* [Given exercise]: Without the pictures, set down every line of the data exactly.

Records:
○ ○ ○ ○ ○
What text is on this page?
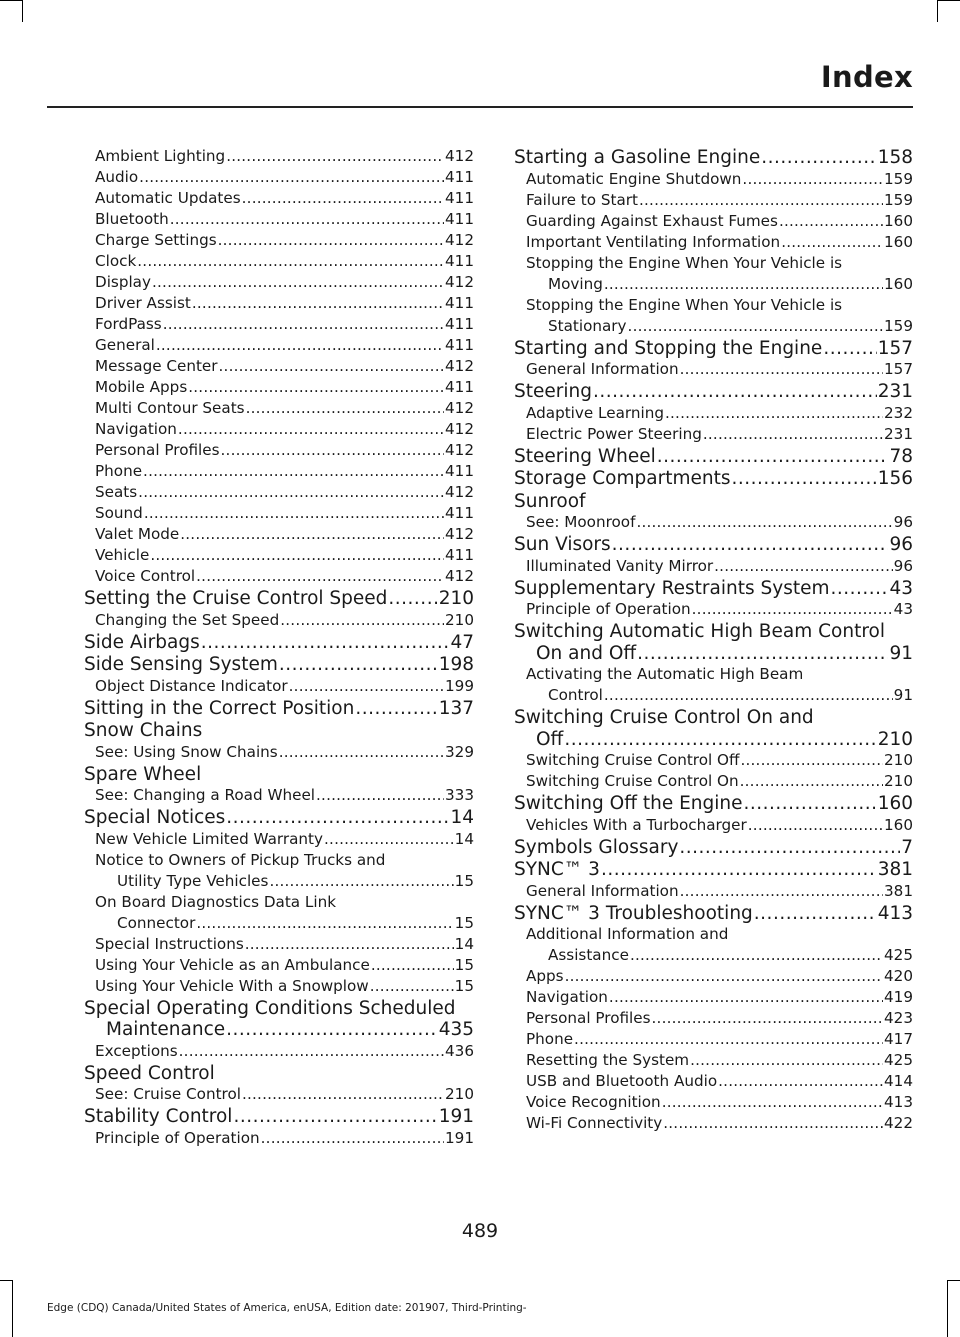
Index
Ambient Lighting .....	412
Audio .....	411
Automatic Updates .....	411
Bluetooth .....	411
Charge Settings .....	412
Clock .....	411
Display .....	412
Driver Assist .....	411
FordPass .....	411
General .....	411
Message Center .....	412
Mobile Apps .....	411
Multi Contour Seats .....	412
Navigation .....	412
Personal Profiles .....	412
Phone .....	411
Seats .....	412
Sound .....	411
Valet Mode .....	412
Vehicle .....	411
Voice Control .....	412
Setting the Cruise Control Speed .....	210
Changing the Set Speed .....	210
Side Airbags .....	47
Side Sensing System .....	198
Object Distance Indicator .....	199
Sitting in the Correct Position .....	137
Snow Chains
See: Using Snow Chains .....	329
Spare Wheel
See: Changing a Road Wheel .....	333
Special Notices .....	14
New Vehicle Limited Warranty .....	14
Notice to Owners of Pickup Trucks and
Utility Type Vehicles .....	15
On Board Diagnostics Data Link
Connector .....	15
Special Instructions .....	14
Using Your Vehicle as an Ambulance .....	15
Using Your Vehicle With a Snowplow .....	15
Special Operating Conditions Scheduled
Maintenance .....	435
Exceptions .....	436
Speed Control
See: Cruise Control .....	210
Stability Control .....	191
Principle of Operation .....	191
Starting a Gasoline Engine .....	158
Automatic Engine Shutdown .....	159
Failure to Start .....	159
Guarding Against Exhaust Fumes .....	160
Important Ventilating Information .....	160
Stopping the Engine When Your Vehicle is
Moving .....	160
Stopping the Engine When Your Vehicle is
Stationary .....	159
Starting and Stopping the Engine .....	157
General Information .....	157
Steering .....	231
Adaptive Learning .....	232
Electric Power Steering .....	231
Steering Wheel .....	78
Storage Compartments .....	156
Sunroof
See: Moonroof .....	96
Sun Visors .....	96
Illuminated Vanity Mirror .....	96
Supplementary Restraints System .....	43
Principle of Operation .....	43
Switching Automatic High Beam Control
On and Off .....	91
Activating the Automatic High Beam
Control .....	91
Switching Cruise Control On and
Off .....	210
Switching Cruise Control Off .....	210
Switching Cruise Control On .....	210
Switching Off the Engine .....	160
Vehicles With a Turbocharger .....	160
Symbols Glossary .....	7
SYNC™ 3 .....	381
General Information .....	381
SYNC™ 3 Troubleshooting .....	413
Additional Information and
Assistance .....	425
Apps .....	420
Navigation .....	419
Personal Profiles .....	423
Phone .....	417
Resetting the System .....	425
USB and Bluetooth Audio .....	414
Voice Recognition .....	413
Wi-Fi Connectivity .....	422
489
Edge (CDQ) Canada/United States of America, enUSA, Edition date: 201907, Third-Printing-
○ ○ ○ ○ ○
* [The result]:
What text is on this page?
Index
Ambient Lighting .....	412
Audio .....	411
Automatic Updates .....	411
Bluetooth .....	411
Charge Settings .....	412
Clock .....	411
Display .....	412
Driver Assist .....	411
FordPass .....	411
General .....	411
Message Center .....	412
Mobile Apps .....	411
Multi Contour Seats .....	412
Navigation .....	412
Personal Profiles .....	412
Phone .....	411
Seats .....	412
Sound .....	411
Valet Mode .....	412
Vehicle .....	411
Voice Control .....	412
Setting the Cruise Control Speed .....	210
Changing the Set Speed .....	210
Side Airbags .....	47
Side Sensing System .....	198
Object Distance Indicator .....	199
Sitting in the Correct Position .....	137
Snow Chains
See: Using Snow Chains .....	329
Spare Wheel
See: Changing a Road Wheel .....	333
Special Notices .....	14
New Vehicle Limited Warranty .....	14
Notice to Owners of Pickup Trucks and
Utility Type Vehicles .....	15
On Board Diagnostics Data Link
Connector .....	15
Special Instructions .....	14
Using Your Vehicle as an Ambulance .....	15
Using Your Vehicle With a Snowplow .....	15
Special Operating Conditions Scheduled
Maintenance .....	435
Exceptions .....	436
Speed Control
See: Cruise Control .....	210
Stability Control .....	191
Principle of Operation .....	191
Starting a Gasoline Engine .....	158
Automatic Engine Shutdown .....	159
Failure to Start .....	159
Guarding Against Exhaust Fumes .....	160
Important Ventilating Information .....	160
Stopping the Engine When Your Vehicle is
Moving .....	160
Stopping the Engine When Your Vehicle is
Stationary .....	159
Starting and Stopping the Engine .....	157
General Information .....	157
Steering .....	231
Adaptive Learning .....	232
Electric Power Steering .....	231
Steering Wheel .....	78
Storage Compartments .....	156
Sunroof
See: Moonroof .....	96
Sun Visors .....	96
Illuminated Vanity Mirror .....	96
Supplementary Restraints System .....	43
Principle of Operation .....	43
Switching Automatic High Beam Control
On and Off .....	91
Activating the Automatic High Beam
Control .....	91
Switching Cruise Control On and
Off .....	210
Switching Cruise Control Off .....	210
Switching Cruise Control On .....	210
Switching Off the Engine .....	160
Vehicles With a Turbocharger .....	160
Symbols Glossary .....	7
SYNC™ 3 .....	381
General Information .....	381
SYNC™ 3 Troubleshooting .....	413
Additional Information and
Assistance .....	425
Apps .....	420
Navigation .....	419
Personal Profiles .....	423
Phone .....	417
Resetting the System .....	425
USB and Bluetooth Audio .....	414
Voice Recognition .....	413
Wi-Fi Connectivity .....	422
489
Edge (CDQ) Canada/United States of America, enUSA, Edition date: 201907, Third-Printing-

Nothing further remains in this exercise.